**Stored data entries:**
##########
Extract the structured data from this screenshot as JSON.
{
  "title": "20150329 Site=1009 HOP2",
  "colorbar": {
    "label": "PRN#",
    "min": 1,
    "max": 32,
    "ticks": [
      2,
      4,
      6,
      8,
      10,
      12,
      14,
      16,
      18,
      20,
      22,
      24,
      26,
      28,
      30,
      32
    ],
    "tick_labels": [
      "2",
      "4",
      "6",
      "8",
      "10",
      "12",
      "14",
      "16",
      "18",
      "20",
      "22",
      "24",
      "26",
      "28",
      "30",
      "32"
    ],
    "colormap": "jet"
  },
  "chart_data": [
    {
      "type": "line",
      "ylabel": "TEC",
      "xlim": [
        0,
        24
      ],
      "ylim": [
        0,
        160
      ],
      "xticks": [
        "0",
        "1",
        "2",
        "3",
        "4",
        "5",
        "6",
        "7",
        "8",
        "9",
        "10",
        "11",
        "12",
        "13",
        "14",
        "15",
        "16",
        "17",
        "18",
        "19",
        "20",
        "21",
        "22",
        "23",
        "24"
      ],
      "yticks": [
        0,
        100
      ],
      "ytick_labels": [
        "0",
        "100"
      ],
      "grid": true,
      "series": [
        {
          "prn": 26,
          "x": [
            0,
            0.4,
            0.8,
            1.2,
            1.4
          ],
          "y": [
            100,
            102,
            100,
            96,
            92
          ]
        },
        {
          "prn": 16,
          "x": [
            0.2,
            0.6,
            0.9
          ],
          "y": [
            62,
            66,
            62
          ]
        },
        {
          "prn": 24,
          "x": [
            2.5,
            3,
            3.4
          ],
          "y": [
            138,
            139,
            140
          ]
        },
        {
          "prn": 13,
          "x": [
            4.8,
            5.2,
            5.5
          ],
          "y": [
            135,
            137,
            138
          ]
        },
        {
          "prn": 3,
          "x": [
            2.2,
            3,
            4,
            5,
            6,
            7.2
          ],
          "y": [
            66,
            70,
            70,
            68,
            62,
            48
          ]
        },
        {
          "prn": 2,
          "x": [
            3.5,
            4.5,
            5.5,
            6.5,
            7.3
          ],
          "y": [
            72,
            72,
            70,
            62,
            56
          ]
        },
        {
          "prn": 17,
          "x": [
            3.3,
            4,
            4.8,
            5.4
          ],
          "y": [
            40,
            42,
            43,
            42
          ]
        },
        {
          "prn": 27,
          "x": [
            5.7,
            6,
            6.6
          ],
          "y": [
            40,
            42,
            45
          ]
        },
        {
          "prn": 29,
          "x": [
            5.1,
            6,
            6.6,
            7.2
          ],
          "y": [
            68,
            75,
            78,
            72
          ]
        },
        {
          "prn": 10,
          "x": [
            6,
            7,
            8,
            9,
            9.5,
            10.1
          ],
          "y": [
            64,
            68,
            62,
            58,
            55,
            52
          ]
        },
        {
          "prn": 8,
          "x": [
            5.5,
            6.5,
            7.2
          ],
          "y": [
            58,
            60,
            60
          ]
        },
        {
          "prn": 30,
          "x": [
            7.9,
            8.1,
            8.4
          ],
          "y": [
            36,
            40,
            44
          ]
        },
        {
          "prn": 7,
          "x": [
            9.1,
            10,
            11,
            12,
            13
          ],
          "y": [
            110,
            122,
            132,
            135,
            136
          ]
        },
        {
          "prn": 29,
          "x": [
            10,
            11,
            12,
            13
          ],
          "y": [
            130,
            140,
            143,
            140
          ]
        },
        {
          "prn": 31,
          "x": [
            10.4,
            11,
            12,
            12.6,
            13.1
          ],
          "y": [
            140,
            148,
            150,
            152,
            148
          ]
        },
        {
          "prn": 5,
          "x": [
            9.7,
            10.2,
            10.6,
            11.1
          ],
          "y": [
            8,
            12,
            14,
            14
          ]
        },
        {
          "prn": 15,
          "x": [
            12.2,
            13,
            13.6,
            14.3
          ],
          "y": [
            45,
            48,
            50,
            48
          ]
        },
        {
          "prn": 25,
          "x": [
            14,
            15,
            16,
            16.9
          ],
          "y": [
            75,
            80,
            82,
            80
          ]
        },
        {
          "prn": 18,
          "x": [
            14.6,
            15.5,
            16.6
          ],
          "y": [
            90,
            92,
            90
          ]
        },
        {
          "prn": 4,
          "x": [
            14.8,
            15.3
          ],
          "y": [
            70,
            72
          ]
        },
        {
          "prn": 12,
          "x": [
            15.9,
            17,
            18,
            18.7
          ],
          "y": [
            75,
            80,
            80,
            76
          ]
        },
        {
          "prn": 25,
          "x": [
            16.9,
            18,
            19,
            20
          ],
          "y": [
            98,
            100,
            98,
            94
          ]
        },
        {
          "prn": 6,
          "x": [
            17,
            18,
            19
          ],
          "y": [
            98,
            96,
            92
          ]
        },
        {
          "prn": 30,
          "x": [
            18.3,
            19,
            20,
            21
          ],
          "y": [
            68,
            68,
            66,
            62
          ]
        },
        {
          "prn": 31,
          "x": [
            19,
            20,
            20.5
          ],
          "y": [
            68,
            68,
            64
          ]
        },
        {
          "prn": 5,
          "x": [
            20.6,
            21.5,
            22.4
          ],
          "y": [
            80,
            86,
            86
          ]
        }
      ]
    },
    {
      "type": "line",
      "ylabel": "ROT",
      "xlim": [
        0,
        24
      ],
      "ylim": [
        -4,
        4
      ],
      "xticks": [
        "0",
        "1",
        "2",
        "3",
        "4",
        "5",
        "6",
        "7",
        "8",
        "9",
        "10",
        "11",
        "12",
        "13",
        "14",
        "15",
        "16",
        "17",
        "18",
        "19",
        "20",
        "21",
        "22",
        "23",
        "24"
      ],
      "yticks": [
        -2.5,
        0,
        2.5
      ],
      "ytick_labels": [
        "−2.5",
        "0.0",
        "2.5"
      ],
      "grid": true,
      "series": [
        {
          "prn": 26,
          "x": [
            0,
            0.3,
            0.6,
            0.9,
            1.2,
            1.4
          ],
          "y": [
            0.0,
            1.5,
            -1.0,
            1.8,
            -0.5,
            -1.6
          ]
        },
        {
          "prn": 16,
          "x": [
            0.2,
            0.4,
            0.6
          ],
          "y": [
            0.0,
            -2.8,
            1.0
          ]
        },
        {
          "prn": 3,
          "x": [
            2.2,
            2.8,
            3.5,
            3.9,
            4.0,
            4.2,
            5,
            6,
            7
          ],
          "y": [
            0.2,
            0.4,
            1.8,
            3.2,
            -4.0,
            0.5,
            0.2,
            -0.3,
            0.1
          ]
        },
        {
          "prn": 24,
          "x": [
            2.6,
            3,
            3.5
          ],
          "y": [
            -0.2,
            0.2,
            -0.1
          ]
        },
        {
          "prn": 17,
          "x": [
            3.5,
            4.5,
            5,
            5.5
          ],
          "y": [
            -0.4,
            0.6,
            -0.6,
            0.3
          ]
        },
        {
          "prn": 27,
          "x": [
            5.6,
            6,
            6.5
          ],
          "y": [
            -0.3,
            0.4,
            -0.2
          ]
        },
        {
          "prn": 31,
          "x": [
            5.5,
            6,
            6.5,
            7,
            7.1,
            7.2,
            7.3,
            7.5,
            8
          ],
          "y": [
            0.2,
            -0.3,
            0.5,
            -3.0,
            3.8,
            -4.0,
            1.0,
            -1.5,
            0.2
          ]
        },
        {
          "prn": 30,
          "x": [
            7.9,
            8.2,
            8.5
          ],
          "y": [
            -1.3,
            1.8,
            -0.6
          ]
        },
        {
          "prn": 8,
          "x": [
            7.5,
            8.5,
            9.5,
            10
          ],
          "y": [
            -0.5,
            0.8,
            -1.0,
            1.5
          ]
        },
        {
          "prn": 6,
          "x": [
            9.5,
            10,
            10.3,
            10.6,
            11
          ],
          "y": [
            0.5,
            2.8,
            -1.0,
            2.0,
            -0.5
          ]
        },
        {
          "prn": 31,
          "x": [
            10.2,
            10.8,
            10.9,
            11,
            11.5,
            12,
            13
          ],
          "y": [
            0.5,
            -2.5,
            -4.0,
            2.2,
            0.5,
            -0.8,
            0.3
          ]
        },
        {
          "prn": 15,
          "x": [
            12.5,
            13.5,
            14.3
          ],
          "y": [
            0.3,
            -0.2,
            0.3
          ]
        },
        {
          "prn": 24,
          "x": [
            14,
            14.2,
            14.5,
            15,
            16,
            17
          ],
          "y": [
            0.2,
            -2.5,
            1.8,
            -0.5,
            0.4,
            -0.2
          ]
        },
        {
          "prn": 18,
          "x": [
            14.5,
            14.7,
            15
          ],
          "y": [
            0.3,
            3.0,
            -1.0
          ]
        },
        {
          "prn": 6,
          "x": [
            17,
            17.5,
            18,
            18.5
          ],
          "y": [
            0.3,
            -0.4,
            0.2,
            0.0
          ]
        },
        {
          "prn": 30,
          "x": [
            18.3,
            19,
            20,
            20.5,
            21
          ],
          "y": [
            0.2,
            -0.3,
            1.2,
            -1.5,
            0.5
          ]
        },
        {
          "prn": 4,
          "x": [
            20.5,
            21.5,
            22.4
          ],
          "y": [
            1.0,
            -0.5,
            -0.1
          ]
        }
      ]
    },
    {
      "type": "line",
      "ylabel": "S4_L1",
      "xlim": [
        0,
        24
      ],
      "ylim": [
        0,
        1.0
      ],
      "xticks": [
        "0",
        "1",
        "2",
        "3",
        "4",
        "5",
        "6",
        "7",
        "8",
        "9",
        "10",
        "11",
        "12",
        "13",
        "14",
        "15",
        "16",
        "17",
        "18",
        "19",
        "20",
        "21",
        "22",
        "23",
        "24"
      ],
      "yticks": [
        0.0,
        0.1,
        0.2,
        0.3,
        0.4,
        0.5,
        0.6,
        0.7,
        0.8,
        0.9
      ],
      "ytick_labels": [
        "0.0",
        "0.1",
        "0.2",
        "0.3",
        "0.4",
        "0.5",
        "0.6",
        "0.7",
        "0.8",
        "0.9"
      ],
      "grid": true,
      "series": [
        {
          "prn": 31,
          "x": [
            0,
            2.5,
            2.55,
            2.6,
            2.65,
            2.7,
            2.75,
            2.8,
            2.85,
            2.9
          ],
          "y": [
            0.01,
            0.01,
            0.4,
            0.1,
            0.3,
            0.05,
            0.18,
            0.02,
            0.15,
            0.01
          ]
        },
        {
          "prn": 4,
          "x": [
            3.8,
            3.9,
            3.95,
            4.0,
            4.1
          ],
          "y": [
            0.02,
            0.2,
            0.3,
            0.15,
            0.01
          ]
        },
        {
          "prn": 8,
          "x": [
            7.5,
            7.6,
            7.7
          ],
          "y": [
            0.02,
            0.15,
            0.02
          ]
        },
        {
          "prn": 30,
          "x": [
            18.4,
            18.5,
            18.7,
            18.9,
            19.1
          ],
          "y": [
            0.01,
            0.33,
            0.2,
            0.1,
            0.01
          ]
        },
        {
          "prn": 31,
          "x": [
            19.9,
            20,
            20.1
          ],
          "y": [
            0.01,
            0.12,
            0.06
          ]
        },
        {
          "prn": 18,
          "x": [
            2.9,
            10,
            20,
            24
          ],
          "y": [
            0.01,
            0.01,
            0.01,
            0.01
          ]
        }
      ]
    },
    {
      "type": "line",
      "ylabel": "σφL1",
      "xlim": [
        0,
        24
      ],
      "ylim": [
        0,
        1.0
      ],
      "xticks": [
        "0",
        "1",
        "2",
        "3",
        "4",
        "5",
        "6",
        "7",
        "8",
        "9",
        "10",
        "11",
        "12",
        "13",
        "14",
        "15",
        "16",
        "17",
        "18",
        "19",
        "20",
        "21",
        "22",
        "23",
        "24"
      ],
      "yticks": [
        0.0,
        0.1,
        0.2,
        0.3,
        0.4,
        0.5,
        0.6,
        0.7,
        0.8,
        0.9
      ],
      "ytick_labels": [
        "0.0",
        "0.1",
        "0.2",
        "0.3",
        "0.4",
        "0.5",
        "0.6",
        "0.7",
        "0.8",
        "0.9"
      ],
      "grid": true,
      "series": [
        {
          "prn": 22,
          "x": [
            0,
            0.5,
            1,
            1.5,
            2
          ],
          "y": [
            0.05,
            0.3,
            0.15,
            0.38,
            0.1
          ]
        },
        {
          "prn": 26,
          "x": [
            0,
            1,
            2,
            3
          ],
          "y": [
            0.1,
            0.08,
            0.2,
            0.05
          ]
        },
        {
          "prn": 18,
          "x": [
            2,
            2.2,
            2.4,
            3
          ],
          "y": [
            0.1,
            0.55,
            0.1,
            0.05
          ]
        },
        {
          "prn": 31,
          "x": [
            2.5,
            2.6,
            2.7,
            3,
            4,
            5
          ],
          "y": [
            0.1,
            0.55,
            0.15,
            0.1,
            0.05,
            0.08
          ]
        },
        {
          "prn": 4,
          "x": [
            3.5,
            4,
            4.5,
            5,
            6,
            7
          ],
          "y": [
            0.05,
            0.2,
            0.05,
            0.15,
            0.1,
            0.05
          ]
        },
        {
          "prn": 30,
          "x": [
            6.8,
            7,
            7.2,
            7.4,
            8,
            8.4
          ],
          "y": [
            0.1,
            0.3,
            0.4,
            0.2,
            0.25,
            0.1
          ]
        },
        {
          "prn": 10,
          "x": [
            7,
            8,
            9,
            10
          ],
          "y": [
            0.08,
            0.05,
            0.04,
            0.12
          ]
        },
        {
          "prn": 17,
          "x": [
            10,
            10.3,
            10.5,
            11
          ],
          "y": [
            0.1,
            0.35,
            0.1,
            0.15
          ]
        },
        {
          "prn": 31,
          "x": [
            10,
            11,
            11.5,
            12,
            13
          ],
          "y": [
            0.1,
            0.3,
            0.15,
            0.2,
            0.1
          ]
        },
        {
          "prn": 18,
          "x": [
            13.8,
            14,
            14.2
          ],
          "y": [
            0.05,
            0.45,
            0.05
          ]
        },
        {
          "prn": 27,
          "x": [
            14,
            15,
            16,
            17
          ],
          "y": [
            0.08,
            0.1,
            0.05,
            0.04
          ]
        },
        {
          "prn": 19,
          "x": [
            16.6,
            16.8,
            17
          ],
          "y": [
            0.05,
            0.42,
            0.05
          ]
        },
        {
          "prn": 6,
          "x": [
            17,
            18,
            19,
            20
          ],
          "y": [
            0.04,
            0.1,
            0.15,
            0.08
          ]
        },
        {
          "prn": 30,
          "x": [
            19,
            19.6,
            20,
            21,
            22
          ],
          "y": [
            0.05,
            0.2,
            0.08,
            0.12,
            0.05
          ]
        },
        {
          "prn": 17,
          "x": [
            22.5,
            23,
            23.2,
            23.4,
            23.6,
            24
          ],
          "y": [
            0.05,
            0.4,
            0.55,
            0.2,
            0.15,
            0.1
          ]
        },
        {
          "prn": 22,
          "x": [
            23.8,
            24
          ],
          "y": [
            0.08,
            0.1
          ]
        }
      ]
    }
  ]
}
##########
**DESCRIPTION OF THE TASK:** Search the data for "ylabel". Copy every line that has it.

**FULL SOLUTION:**
      "ylabel": "TEC",
      "ylabel": "ROT",
      "ylabel": "S4_L1",
      "ylabel": "σφL1",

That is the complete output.